═══ Material provided

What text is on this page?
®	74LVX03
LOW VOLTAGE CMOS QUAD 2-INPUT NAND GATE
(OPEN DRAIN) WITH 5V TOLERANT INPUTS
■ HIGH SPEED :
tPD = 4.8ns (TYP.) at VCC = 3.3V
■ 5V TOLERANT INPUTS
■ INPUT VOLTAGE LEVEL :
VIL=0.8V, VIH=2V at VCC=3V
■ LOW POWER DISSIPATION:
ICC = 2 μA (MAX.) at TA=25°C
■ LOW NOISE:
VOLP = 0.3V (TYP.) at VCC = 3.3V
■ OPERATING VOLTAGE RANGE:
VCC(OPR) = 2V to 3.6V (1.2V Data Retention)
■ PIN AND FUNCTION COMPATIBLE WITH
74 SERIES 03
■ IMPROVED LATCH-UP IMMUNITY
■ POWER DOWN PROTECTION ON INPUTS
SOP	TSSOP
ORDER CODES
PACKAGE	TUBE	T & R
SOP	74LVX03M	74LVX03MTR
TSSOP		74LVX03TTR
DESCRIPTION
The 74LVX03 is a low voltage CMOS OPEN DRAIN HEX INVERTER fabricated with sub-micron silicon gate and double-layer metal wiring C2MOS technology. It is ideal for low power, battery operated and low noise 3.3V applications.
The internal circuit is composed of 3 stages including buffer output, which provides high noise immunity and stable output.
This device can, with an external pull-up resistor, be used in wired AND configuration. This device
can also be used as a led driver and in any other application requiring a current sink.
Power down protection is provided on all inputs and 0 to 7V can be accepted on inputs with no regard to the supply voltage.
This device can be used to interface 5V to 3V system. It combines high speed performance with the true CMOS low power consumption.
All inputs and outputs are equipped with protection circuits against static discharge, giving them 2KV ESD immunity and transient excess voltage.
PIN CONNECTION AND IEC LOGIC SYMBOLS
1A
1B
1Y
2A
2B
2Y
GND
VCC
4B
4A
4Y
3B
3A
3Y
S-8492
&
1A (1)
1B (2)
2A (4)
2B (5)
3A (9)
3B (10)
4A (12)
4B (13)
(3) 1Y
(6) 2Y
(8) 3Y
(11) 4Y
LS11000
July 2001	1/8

══════

→ **Goal of the exercise**
Pull out each line of the entries that contains "used".

→ **Task result**
This device can, with an external pull-up resistor, be used in wired AND configuration. This device
can also be used as a led driver and in any other application requiring a current sink.
This device can be used to interface 5V to 3V system. It combines high speed performance with the true CMOS low power consumption.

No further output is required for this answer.